■ Problem ■
Reproduce all of the material exactly as shown.

■ Records from a collection of figures ■

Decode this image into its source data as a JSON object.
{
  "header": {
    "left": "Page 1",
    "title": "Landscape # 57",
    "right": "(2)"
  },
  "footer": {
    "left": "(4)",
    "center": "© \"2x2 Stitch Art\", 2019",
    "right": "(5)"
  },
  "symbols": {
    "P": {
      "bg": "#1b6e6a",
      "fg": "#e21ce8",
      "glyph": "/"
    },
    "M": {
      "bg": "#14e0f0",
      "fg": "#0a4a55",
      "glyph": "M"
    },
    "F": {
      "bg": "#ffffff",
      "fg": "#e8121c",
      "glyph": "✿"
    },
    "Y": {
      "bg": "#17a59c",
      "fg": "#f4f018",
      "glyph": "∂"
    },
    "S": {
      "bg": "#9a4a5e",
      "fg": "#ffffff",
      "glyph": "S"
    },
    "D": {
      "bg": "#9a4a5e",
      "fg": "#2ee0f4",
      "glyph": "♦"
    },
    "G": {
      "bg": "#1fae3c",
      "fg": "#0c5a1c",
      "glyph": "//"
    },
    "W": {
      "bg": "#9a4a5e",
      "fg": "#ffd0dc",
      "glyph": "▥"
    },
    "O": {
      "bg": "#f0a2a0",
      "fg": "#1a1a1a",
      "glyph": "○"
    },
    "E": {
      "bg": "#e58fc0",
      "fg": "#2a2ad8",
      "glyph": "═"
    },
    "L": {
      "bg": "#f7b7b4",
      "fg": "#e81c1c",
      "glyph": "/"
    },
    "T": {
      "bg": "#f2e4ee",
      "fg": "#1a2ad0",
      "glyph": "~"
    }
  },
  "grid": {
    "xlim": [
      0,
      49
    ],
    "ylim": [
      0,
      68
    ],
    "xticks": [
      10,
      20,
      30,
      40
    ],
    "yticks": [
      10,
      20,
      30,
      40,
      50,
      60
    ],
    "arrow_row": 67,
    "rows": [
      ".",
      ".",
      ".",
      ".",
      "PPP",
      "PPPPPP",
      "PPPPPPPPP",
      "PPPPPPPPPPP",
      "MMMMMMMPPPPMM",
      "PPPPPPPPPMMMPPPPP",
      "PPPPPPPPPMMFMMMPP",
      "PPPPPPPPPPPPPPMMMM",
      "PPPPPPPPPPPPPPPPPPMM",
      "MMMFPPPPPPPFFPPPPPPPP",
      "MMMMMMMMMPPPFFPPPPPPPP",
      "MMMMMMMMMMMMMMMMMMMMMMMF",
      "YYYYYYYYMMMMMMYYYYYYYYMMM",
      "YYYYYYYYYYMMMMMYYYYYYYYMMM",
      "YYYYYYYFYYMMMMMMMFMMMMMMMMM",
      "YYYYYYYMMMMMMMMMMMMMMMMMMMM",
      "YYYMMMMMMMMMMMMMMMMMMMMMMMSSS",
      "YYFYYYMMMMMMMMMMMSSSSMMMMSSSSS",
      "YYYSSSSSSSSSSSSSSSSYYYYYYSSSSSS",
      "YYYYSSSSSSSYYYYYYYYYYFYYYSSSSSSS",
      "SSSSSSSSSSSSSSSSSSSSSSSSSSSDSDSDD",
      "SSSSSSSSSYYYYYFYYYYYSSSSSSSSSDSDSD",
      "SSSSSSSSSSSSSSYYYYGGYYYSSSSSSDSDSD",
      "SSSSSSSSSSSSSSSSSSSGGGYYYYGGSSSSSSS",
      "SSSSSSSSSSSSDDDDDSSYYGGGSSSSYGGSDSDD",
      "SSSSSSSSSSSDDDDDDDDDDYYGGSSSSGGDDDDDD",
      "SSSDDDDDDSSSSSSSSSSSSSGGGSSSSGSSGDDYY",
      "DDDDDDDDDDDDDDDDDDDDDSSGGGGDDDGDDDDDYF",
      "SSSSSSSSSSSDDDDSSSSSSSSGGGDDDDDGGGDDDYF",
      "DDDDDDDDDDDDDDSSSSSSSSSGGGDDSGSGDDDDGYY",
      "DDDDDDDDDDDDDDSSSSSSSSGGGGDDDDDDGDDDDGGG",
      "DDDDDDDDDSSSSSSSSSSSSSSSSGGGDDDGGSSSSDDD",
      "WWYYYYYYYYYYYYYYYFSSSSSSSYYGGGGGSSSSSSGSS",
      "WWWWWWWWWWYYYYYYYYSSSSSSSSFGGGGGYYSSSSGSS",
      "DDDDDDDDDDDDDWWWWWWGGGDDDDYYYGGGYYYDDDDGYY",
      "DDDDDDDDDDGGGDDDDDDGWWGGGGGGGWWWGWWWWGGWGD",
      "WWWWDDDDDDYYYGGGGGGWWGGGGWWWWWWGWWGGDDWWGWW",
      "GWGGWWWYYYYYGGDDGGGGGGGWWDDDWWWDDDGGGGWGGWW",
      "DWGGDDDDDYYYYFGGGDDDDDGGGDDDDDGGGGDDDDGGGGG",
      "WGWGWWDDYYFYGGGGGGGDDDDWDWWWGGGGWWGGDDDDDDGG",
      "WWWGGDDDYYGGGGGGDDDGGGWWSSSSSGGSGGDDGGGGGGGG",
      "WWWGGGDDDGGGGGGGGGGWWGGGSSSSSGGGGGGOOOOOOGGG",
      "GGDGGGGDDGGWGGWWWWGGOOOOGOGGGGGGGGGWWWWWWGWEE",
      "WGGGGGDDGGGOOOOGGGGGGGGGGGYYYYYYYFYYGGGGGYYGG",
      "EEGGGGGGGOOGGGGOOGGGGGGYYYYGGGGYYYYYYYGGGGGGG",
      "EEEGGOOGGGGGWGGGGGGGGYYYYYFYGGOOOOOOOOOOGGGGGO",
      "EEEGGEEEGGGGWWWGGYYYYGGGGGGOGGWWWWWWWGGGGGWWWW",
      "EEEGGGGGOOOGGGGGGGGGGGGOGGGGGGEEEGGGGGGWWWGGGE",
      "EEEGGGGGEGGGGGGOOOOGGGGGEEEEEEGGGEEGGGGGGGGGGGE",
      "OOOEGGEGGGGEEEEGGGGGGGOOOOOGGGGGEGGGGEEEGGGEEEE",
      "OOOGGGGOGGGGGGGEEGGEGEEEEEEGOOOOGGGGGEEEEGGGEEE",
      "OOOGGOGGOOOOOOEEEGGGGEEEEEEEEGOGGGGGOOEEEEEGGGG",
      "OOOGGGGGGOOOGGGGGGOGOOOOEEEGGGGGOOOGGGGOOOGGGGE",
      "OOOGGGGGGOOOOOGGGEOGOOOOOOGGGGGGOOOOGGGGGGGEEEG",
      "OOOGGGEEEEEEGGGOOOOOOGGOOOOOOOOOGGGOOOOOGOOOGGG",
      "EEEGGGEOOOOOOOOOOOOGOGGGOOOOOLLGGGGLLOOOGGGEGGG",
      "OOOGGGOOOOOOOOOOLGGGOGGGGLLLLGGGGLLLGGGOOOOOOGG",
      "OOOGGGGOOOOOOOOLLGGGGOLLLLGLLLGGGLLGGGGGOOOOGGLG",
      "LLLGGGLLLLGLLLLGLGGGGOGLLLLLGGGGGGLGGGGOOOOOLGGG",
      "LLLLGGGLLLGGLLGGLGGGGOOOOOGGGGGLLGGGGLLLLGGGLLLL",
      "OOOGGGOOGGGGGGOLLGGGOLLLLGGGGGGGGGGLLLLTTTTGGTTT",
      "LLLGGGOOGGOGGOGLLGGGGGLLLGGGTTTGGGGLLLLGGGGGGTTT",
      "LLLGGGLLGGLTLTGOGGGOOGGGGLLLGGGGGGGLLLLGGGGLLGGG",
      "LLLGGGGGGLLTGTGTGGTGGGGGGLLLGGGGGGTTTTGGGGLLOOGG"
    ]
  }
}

■ Solution to the exercise ■
Decode this image into its source data as a JSON object.
{
  "header": {
    "left": "Page 1",
    "title": "Landscape # 57",
    "right": "(2)"
  },
  "footer": {
    "left": "(4)",
    "center": "© \"2x2 Stitch Art\", 2019",
    "right": "(5)"
  },
  "symbols": {
    "P": {
      "bg": "#1b6e6a",
      "fg": "#e21ce8",
      "glyph": "/"
    },
    "M": {
      "bg": "#14e0f0",
      "fg": "#0a4a55",
      "glyph": "M"
    },
    "F": {
      "bg": "#ffffff",
      "fg": "#e8121c",
      "glyph": "✿"
    },
    "Y": {
      "bg": "#17a59c",
      "fg": "#f4f018",
      "glyph": "∂"
    },
    "S": {
      "bg": "#9a4a5e",
      "fg": "#ffffff",
      "glyph": "S"
    },
    "D": {
      "bg": "#9a4a5e",
      "fg": "#2ee0f4",
      "glyph": "♦"
    },
    "G": {
      "bg": "#1fae3c",
      "fg": "#0c5a1c",
      "glyph": "//"
    },
    "W": {
      "bg": "#9a4a5e",
      "fg": "#ffd0dc",
      "glyph": "▥"
    },
    "O": {
      "bg": "#f0a2a0",
      "fg": "#1a1a1a",
      "glyph": "○"
    },
    "E": {
      "bg": "#e58fc0",
      "fg": "#2a2ad8",
      "glyph": "═"
    },
    "L": {
      "bg": "#f7b7b4",
      "fg": "#e81c1c",
      "glyph": "/"
    },
    "T": {
      "bg": "#f2e4ee",
      "fg": "#1a2ad0",
      "glyph": "~"
    }
  },
  "grid": {
    "xlim": [
      0,
      49
    ],
    "ylim": [
      0,
      68
    ],
    "xticks": [
      10,
      20,
      30,
      40
    ],
    "yticks": [
      10,
      20,
      30,
      40,
      50,
      60
    ],
    "arrow_row": 67,
    "rows": [
      ".",
      ".",
      ".",
      ".",
      "PPP",
      "PPPPPP",
      "PPPPPPPPP",
      "PPPPPPPPPPP",
      "MMMMMMMPPPPMM",
      "PPPPPPPPPMMMPPPPP",
      "PPPPPPPPPMMFMMMPP",
      "PPPPPPPPPPPPPPMMMM",
      "PPPPPPPPPPPPPPPPPPMM",
      "MMMFPPPPPPPFFPPPPPPPP",
      "MMMMMMMMMPPPFFPPPPPPPP",
      "MMMMMMMMMMMMMMMMMMMMMMMF",
      "YYYYYYYYMMMMMMYYYYYYYYMMM",
      "YYYYYYYYYYMMMMMYYYYYYYYMMM",
      "YYYYYYYFYYMMMMMMMFMMMMMMMMM",
      "YYYYYYYMMMMMMMMMMMMMMMMMMMM",
      "YYYMMMMMMMMMMMMMMMMMMMMMMMSSS",
      "YYFYYYMMMMMMMMMMMSSSSMMMMSSSSS",
      "YYYSSSSSSSSSSSSSSSSYYYYYYSSSSSS",
      "YYYYSSSSSSSYYYYYYYYYYFYYYSSSSSSS",
      "SSSSSSSSSSSSSSSSSSSSSSSSSSSDSDSDD",
      "SSSSSSSSSYYYYYFYYYYYSSSSSSSSSDSDSD",
      "SSSSSSSSSSSSSSYYYYGGYYYSSSSSSDSDSD",
      "SSSSSSSSSSSSSSSSSSSGGGYYYYGGSSSSSSS",
      "SSSSSSSSSSSSDDDDDSSYYGGGSSSSYGGSDSDD",
      "SSSSSSSSSSSDDDDDDDDDDYYGGSSSSGGDDDDDD",
      "SSSDDDDDDSSSSSSSSSSSSSGGGSSSSGSSGDDYY",
      "DDDDDDDDDDDDDDDDDDDDDSSGGGGDDDGDDDDDYF",
      "SSSSSSSSSSSDDDDSSSSSSSSGGGDDDDDGGGDDDYF",
      "DDDDDDDDDDDDDDSSSSSSSSSGGGDDSGSGDDDDGYY",
      "DDDDDDDDDDDDDDSSSSSSSSGGGGDDDDDDGDDDDGGG",
      "DDDDDDDDDSSSSSSSSSSSSSSSSGGGDDDGGSSSSDDD",
      "WWYYYYYYYYYYYYYYYFSSSSSSSYYGGGGGSSSSSSGSS",
      "WWWWWWWWWWYYYYYYYYSSSSSSSSFGGGGGYYSSSSGSS",
      "DDDDDDDDDDDDDWWWWWWGGGDDDDYYYGGGYYYDDDDGYY",
      "DDDDDDDDDDGGGDDDDDDGWWGGGGGGGWWWGWWWWGGWGD",
      "WWWWDDDDDDYYYGGGGGGWWGGGGWWWWWWGWWGGDDWWGWW",
      "GWGGWWWYYYYYGGDDGGGGGGGWWDDDWWWDDDGGGGWGGWW",
      "DWGGDDDDDYYYYFGGGDDDDDGGGDDDDDGGGGDDDDGGGGG",
      "WGWGWWDDYYFYGGGGGGGDDDDWDWWWGGGGWWGGDDDDDDGG",
      "WWWGGDDDYYGGGGGGDDDGGGWWSSSSSGGSGGDDGGGGGGGG",
      "WWWGGGDDDGGGGGGGGGGWWGGGSSSSSGGGGGGOOOOOOGGG",
      "GGDGGGGDDGGWGGWWWWGGOOOOGOGGGGGGGGGWWWWWWGWEE",
      "WGGGGGDDGGGOOOOGGGGGGGGGGGYYYYYYYFYYGGGGGYYGG",
      "EEGGGGGGGOOGGGGOOGGGGGGYYYYGGGGYYYYYYYGGGGGGG",
      "EEEGGOOGGGGGWGGGGGGGGYYYYYFYGGOOOOOOOOOOGGGGGO",
      "EEEGGEEEGGGGWWWGGYYYYGGGGGGOGGWWWWWWWGGGGGWWWW",
      "EEEGGGGGOOOGGGGGGGGGGGGOGGGGGGEEEGGGGGGWWWGGGE",
      "EEEGGGGGEGGGGGGOOOOGGGGGEEEEEEGGGEEGGGGGGGGGGGE",
      "OOOEGGEGGGGEEEEGGGGGGGOOOOOGGGGGEGGGGEEEGGGEEEE",
      "OOOGGGGOGGGGGGGEEGGEGEEEEEEGOOOOGGGGGEEEEGGGEEE",
      "OOOGGOGGOOOOOOEEEGGGGEEEEEEEEGOGGGGGOOEEEEEGGGG",
      "OOOGGGGGGOOOGGGGGGOGOOOOEEEGGGGGOOOGGGGOOOGGGGE",
      "OOOGGGGGGOOOOOGGGEOGOOOOOOGGGGGGOOOOGGGGGGGEEEG",
      "OOOGGGEEEEEEGGGOOOOOOGGOOOOOOOOOGGGOOOOOGOOOGGG",
      "EEEGGGEOOOOOOOOOOOOGOGGGOOOOOLLGGGGLLOOOGGGEGGG",
      "OOOGGGOOOOOOOOOOLGGGOGGGGLLLLGGGGLLLGGGOOOOOOGG",
      "OOOGGGGOOOOOOOOLLGGGGOLLLLGLLLGGGLLGGGGGOOOOGGLG",
      "LLLGGGLLLLGLLLLGLGGGGOGLLLLLGGGGGGLGGGGOOOOOLGGG",
      "LLLLGGGLLLGGLLGGLGGGGOOOOOGGGGGLLGGGGLLLLGGGLLLL",
      "OOOGGGOOGGGGGGOLLGGGOLLLLGGGGGGGGGGLLLLTTTTGGTTT",
      "LLLGGGOOGGOGGOGLLGGGGGLLLGGGTTTGGGGLLLLGGGGGGTTT",
      "LLLGGGLLGGLTLTGOGGGOOGGGGLLLGGGGGGGLLLLGGGGLLGGG",
      "LLLGGGGGGLLTGTGTGGTGGGGGGLLLGGGGGGTTTTGGGGLLOOGG"
    ]
  }
}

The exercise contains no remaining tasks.